Extracted records >>
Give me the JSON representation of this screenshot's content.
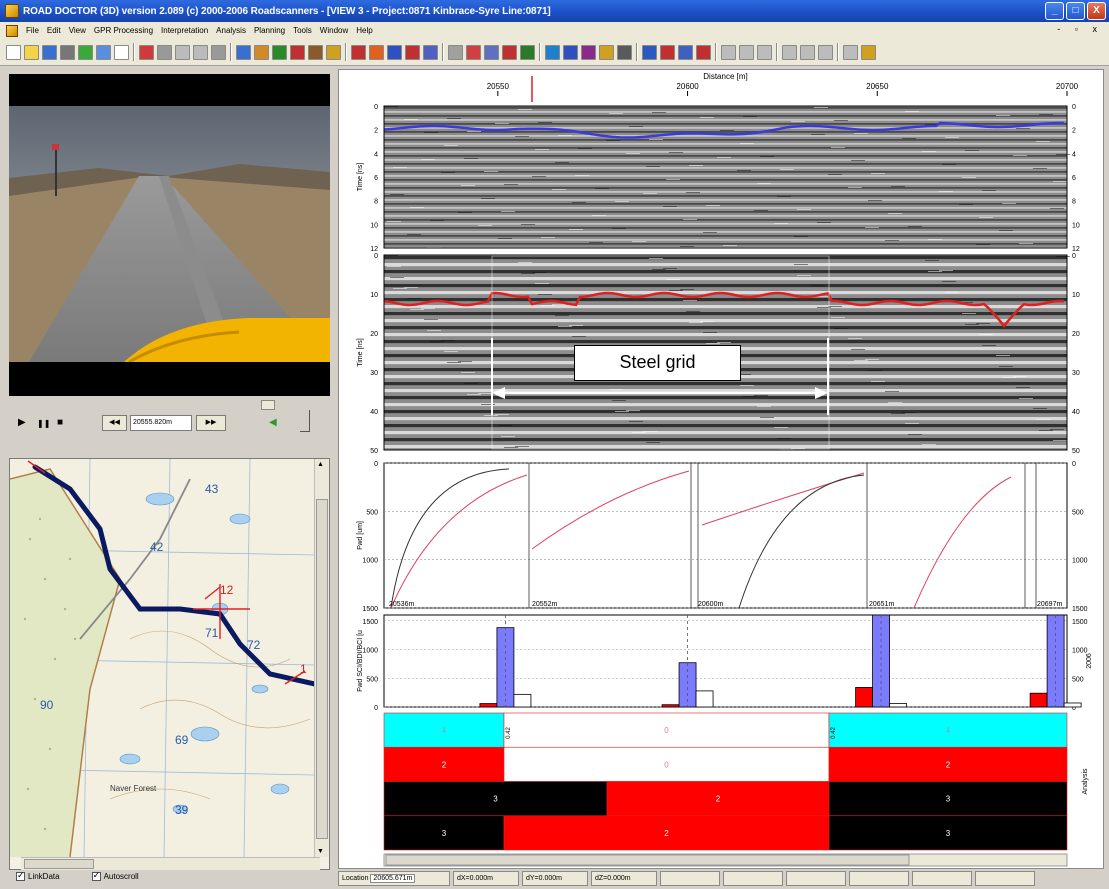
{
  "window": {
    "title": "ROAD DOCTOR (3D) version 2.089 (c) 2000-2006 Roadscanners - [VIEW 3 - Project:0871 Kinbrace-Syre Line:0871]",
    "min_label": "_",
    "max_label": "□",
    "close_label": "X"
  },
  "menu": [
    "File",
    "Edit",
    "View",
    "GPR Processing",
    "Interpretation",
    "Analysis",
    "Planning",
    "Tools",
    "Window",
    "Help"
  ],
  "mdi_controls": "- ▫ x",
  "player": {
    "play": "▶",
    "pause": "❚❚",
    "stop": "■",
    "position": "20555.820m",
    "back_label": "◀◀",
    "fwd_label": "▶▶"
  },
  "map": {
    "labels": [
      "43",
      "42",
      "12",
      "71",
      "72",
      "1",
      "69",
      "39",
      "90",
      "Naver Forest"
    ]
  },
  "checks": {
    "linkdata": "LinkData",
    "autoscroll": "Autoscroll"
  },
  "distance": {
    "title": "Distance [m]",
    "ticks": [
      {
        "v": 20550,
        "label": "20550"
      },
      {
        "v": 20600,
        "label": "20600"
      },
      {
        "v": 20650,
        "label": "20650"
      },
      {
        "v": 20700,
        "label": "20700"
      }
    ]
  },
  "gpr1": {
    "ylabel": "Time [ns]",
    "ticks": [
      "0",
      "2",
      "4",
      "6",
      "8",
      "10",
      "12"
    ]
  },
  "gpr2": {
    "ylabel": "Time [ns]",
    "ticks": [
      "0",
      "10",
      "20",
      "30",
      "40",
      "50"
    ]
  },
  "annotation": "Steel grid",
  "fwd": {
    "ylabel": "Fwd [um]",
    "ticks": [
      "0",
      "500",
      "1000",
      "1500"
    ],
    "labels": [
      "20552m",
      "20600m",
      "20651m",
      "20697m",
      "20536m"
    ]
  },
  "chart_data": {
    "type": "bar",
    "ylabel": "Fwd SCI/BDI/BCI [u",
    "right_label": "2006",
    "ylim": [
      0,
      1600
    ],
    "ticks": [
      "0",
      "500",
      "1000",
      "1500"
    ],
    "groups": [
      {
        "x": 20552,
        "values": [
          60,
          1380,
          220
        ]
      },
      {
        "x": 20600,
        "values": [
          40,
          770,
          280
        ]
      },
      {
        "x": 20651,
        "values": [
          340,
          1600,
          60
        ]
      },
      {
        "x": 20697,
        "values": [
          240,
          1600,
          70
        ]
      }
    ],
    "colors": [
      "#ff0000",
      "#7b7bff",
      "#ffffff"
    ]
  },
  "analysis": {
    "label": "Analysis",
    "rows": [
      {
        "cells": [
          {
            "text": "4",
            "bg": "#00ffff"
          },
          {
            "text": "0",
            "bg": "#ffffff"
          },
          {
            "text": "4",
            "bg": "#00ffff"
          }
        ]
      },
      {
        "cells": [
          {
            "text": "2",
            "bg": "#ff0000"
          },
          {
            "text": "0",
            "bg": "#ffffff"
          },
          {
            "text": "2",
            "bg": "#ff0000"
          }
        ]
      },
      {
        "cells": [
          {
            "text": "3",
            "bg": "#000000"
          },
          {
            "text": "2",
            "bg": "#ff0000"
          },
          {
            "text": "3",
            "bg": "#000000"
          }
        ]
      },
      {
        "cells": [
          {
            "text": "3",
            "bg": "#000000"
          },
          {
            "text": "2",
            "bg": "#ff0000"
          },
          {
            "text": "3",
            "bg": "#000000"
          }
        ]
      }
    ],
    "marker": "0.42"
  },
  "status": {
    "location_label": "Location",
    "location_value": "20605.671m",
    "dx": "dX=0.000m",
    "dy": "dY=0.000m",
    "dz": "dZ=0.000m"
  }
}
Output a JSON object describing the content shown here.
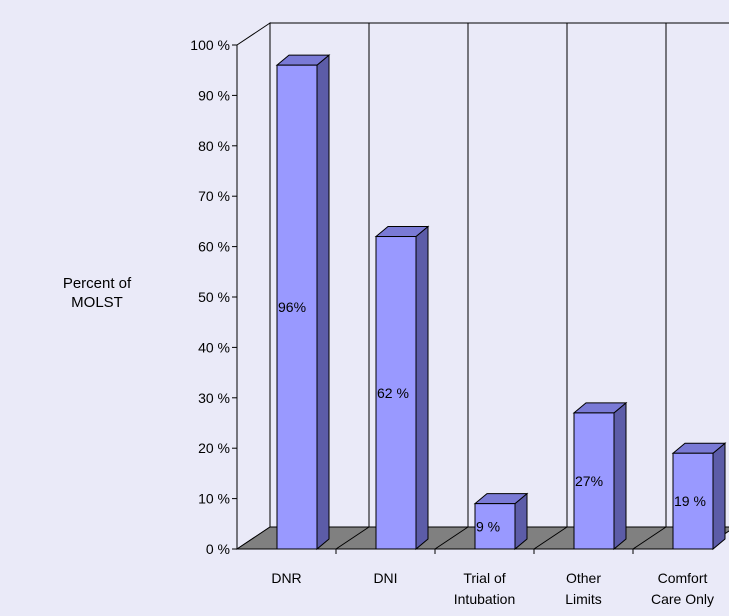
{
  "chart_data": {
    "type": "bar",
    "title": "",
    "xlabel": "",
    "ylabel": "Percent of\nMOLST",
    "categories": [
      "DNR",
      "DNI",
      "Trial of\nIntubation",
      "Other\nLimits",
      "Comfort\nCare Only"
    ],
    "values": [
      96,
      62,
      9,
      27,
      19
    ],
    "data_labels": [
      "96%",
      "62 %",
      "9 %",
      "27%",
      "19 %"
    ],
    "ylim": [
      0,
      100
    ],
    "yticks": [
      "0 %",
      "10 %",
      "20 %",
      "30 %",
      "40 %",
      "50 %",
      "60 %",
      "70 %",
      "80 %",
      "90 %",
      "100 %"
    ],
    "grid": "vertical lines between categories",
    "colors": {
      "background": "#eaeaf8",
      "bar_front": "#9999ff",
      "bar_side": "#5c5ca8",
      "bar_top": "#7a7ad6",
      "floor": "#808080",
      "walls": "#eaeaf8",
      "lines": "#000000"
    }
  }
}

What the exercise asks >> Reply with only the number of lines in the entries that contain the word "grid".

Solution for this problem >> 2